Entries from a dataset
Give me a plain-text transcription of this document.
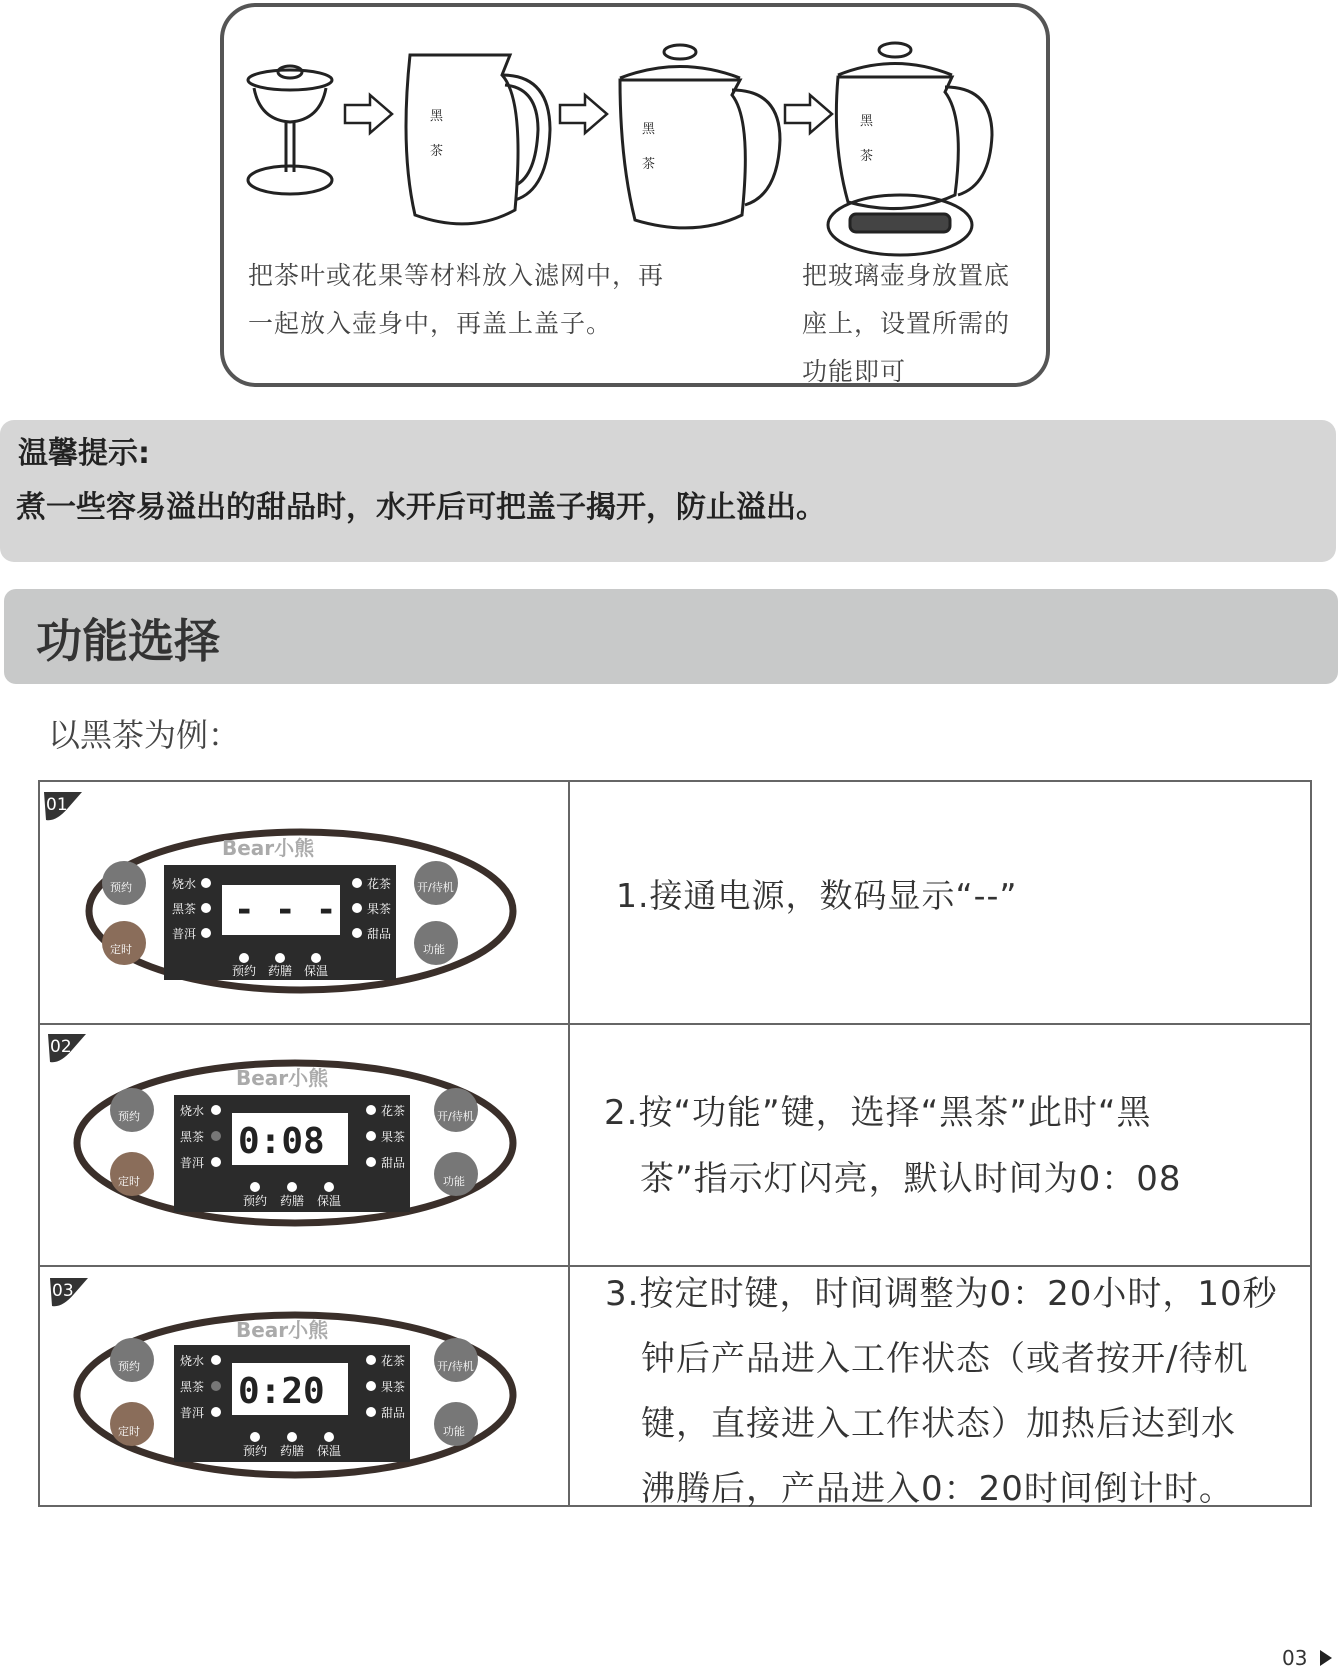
黑
茶
黑
茶
黑
茶
把茶叶或花果等材料放入滤网中，再
一起放入壶身中，再盖上盖子。
把玻璃壶身放置底
座上，设置所需的
功能即可
温馨提示:
煮一些容易溢出的甜品时，水开后可把盖子揭开，防止溢出。
功能选择
以黑茶为例：
01
02
03
Bear小熊
- - -
烧水
黑茶
普洱
花茶
果茶
甜品
预约 药膳 保温
预约
定时
开/待机
功能
Bear小熊
0:08
烧水
黑茶
普洱
花茶
果茶
甜品
预约 药膳 保温
预约
定时
开/待机
功能
Bear小熊
0:20
烧水
黑茶
普洱
花茶
果茶
甜品
预约 药膳 保温
预约
定时
开/待机
功能
1.接通电源，数码显示“--”
2.按“功能”键，选择“黑茶”此时“黑
茶”指示灯闪亮，默认时间为0：08
3.按定时键，时间调整为0：20小时，10秒
钟后产品进入工作状态（或者按开/待机
键，直接进入工作状态）加热后达到水
沸腾后，产品进入0：20时间倒计时。
03
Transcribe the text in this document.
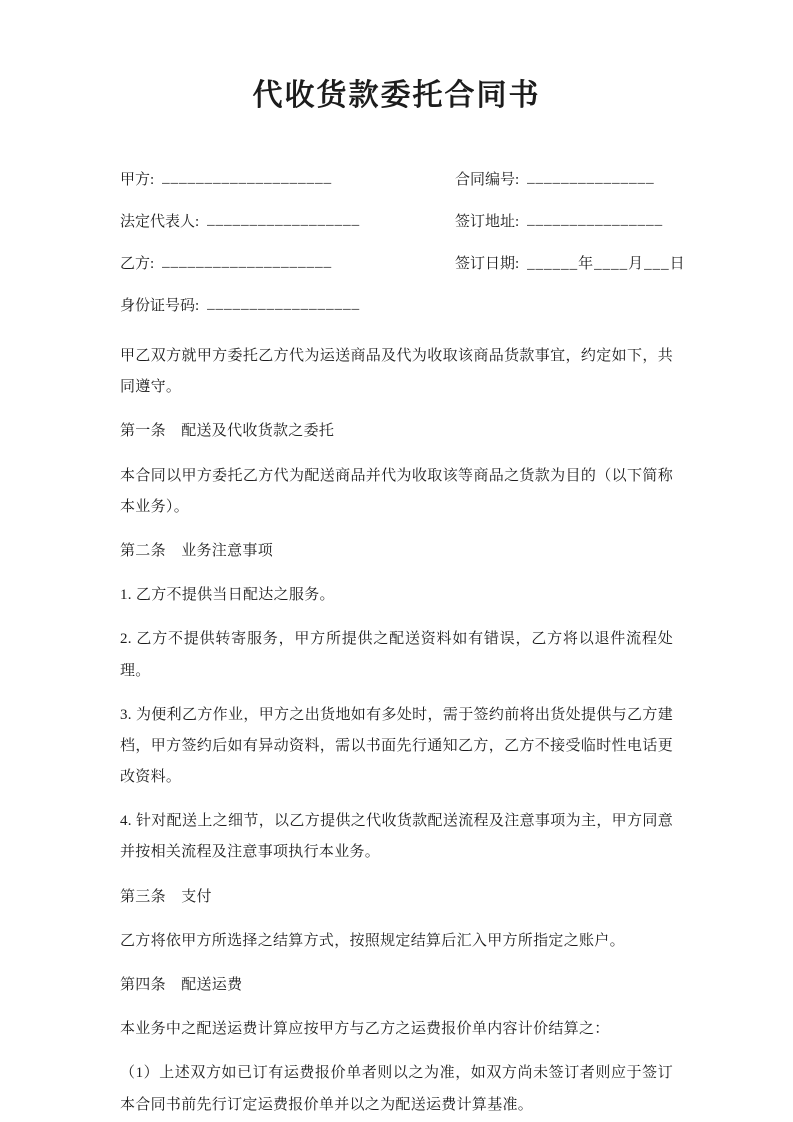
代收货款委托合同书
甲方: ____________________	合同编号: _______________
法定代表人: __________________	签订地址: ________________
乙方: ____________________	签订日期: ______年____月___日
身份证号码: __________________

甲乙双方就甲方委托乙方代为运送商品及代为收取该商品货款事宜，约定如下，共同遵守。

第一条　配送及代收货款之委托

本合同以甲方委托乙方代为配送商品并代为收取该等商品之货款为目的（以下简称本业务）。

第二条　业务注意事项

1. 乙方不提供当日配达之服务。

2. 乙方不提供转寄服务，甲方所提供之配送资料如有错误，乙方将以退件流程处理。

3. 为便利乙方作业，甲方之出货地如有多处时，需于签约前将出货处提供与乙方建档，甲方签约后如有异动资料，需以书面先行通知乙方，乙方不接受临时性电话更改资料。

4. 针对配送上之细节，以乙方提供之代收货款配送流程及注意事项为主，甲方同意并按相关流程及注意事项执行本业务。

第三条　支付

乙方将依甲方所选择之结算方式，按照规定结算后汇入甲方所指定之账户。

第四条　配送运费

本业务中之配送运费计算应按甲方与乙方之运费报价单内容计价结算之：

（1）上述双方如已订有运费报价单者则以之为准，如双方尚未签订者则应于签订本合同书前先行订定运费报价单并以之为配送运费计算基准。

To be done:
Copy out all lines where the word "text" appears.

Final result:
Give me a plain-text transcription of this document.
Transcribe the text in this document.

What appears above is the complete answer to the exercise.